Task to carry out :: Copy out each line of the material below that holds the string "Absolute".

Data for processing ::

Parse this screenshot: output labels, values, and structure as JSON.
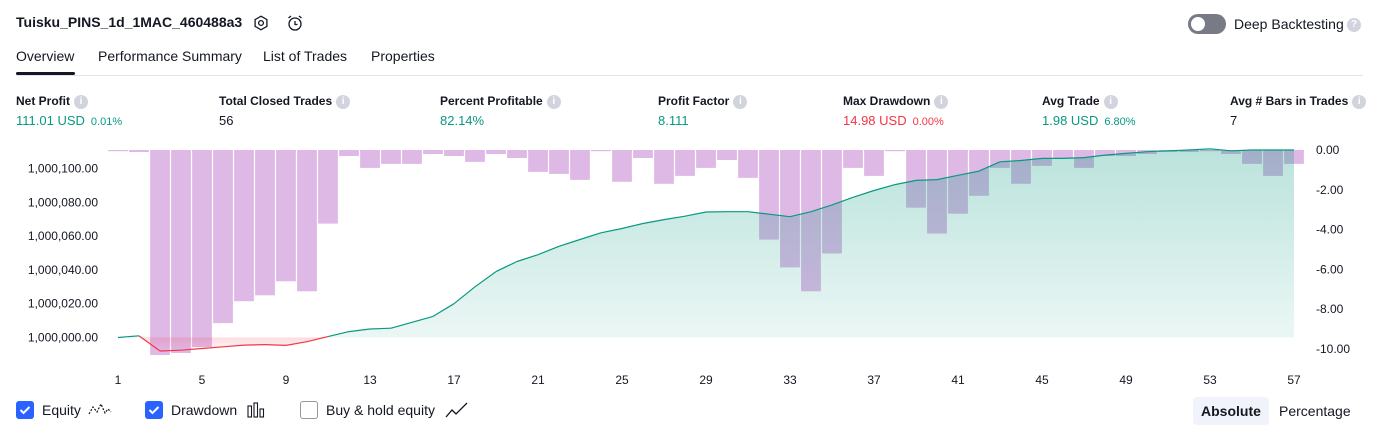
{
  "header": {
    "title": "Tuisku_PINS_1d_1MAC_460488a3",
    "deep_backtesting_label": "Deep Backtesting"
  },
  "tabs": [
    {
      "label": "Overview",
      "active": true
    },
    {
      "label": "Performance Summary",
      "active": false
    },
    {
      "label": "List of Trades",
      "active": false
    },
    {
      "label": "Properties",
      "active": false
    }
  ],
  "metrics": [
    {
      "label": "Net Profit",
      "value": "111.01 USD",
      "pct": "0.01%",
      "color": "#089981"
    },
    {
      "label": "Total Closed Trades",
      "value": "56",
      "pct": "",
      "color": "#131722"
    },
    {
      "label": "Percent Profitable",
      "value": "82.14%",
      "pct": "",
      "color": "#089981"
    },
    {
      "label": "Profit Factor",
      "value": "8.111",
      "pct": "",
      "color": "#089981"
    },
    {
      "label": "Max Drawdown",
      "value": "14.98 USD",
      "pct": "0.00%",
      "color": "#f23645"
    },
    {
      "label": "Avg Trade",
      "value": "1.98 USD",
      "pct": "6.80%",
      "color": "#089981"
    },
    {
      "label": "Avg # Bars in Trades",
      "value": "7",
      "pct": "",
      "color": "#131722"
    }
  ],
  "chart_data": {
    "type": "area",
    "left_axis": {
      "ticks": [
        1000000,
        1000020,
        1000040,
        1000060,
        1000080,
        1000100
      ],
      "tick_labels": [
        "1,000,000.00",
        "1,000,020.00",
        "1,000,040.00",
        "1,000,060.00",
        "1,000,080.00",
        "1,000,100.00"
      ],
      "range": [
        999992,
        1000111
      ]
    },
    "right_axis": {
      "ticks": [
        0,
        -2,
        -4,
        -6,
        -8,
        -10
      ],
      "tick_labels": [
        "0.00",
        "-2.00",
        "-4.00",
        "-6.00",
        "-8.00",
        "-10.00"
      ],
      "range": [
        -10.1,
        0
      ]
    },
    "x_ticks": [
      1,
      5,
      9,
      13,
      17,
      21,
      25,
      29,
      33,
      37,
      41,
      45,
      49,
      53,
      57
    ],
    "x_range": [
      1,
      57
    ],
    "series": [
      {
        "name": "Equity",
        "x": [
          1,
          2,
          3,
          4,
          5,
          6,
          7,
          8,
          9,
          10,
          11,
          12,
          13,
          14,
          15,
          16,
          17,
          18,
          19,
          20,
          21,
          22,
          23,
          24,
          25,
          26,
          27,
          28,
          29,
          30,
          31,
          32,
          33,
          34,
          35,
          36,
          37,
          38,
          39,
          40,
          41,
          42,
          43,
          44,
          45,
          46,
          47,
          48,
          49,
          50,
          51,
          52,
          53,
          54,
          55,
          56,
          57
        ],
        "values": [
          1000000,
          1000001,
          999992,
          999992.5,
          999993.5,
          999994.5,
          999995.5,
          999995.8,
          999995.3,
          999997.5,
          1000000.5,
          1000003.5,
          1000005,
          1000005.5,
          1000009,
          1000012.5,
          1000020,
          1000030,
          1000039,
          1000045,
          1000049,
          1000054,
          1000058,
          1000062,
          1000064.5,
          1000067.5,
          1000069.8,
          1000071.8,
          1000074.3,
          1000074.5,
          1000074.5,
          1000073,
          1000071.5,
          1000074.5,
          1000078.5,
          1000083,
          1000087,
          1000090.5,
          1000093,
          1000093.5,
          1000096,
          1000098.5,
          1000104,
          1000104.8,
          1000106,
          1000106,
          1000106.5,
          1000108,
          1000109,
          1000110,
          1000110.5,
          1000111,
          1000111.7,
          1000110.5,
          1000111,
          1000111,
          1000111
        ],
        "color": "#089981",
        "fill": "#c8eee3"
      },
      {
        "name": "Drawdown",
        "x": [
          1,
          2,
          3,
          4,
          5,
          6,
          7,
          8,
          9,
          10,
          11,
          12,
          13,
          14,
          15,
          16,
          17,
          18,
          19,
          20,
          21,
          22,
          23,
          24,
          25,
          26,
          27,
          28,
          29,
          30,
          31,
          32,
          33,
          34,
          35,
          36,
          37,
          38,
          39,
          40,
          41,
          42,
          43,
          44,
          45,
          46,
          47,
          48,
          49,
          50,
          51,
          52,
          53,
          54,
          55,
          56,
          57
        ],
        "values": [
          0,
          -0.1,
          -10.3,
          -10.2,
          -9.9,
          -8.7,
          -7.6,
          -7.3,
          -6.6,
          -7.1,
          -3.7,
          -0.3,
          -0.9,
          -0.7,
          -0.7,
          -0.2,
          -0.3,
          -0.6,
          -0.2,
          -0.4,
          -1.1,
          -1.2,
          -1.5,
          0,
          -1.6,
          -0.4,
          -1.7,
          -1.3,
          -0.9,
          -0.5,
          -1.4,
          -4.5,
          -5.9,
          -7.1,
          -5.2,
          -0.9,
          -1.3,
          0,
          -2.9,
          -4.2,
          -3.2,
          -2.3,
          -0.9,
          -1.7,
          -0.8,
          -0.4,
          -0.9,
          -0.3,
          -0.3,
          -0.2,
          -0.1,
          -0.1,
          0,
          -0.2,
          -0.7,
          -1.3,
          -0.7
        ],
        "color": "#ce93d8"
      }
    ]
  },
  "legend": {
    "equity_label": "Equity",
    "drawdown_label": "Drawdown",
    "buyhold_label": "Buy & hold equity",
    "equity_checked": true,
    "drawdown_checked": true,
    "buyhold_checked": false
  },
  "mode_toggle": {
    "absolute_label": "Absolute",
    "percentage_label": "Percentage",
    "selected": "Absolute"
  }
}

Result below ::
    "absolute_label": "Absolute",
    "selected": "Absolute"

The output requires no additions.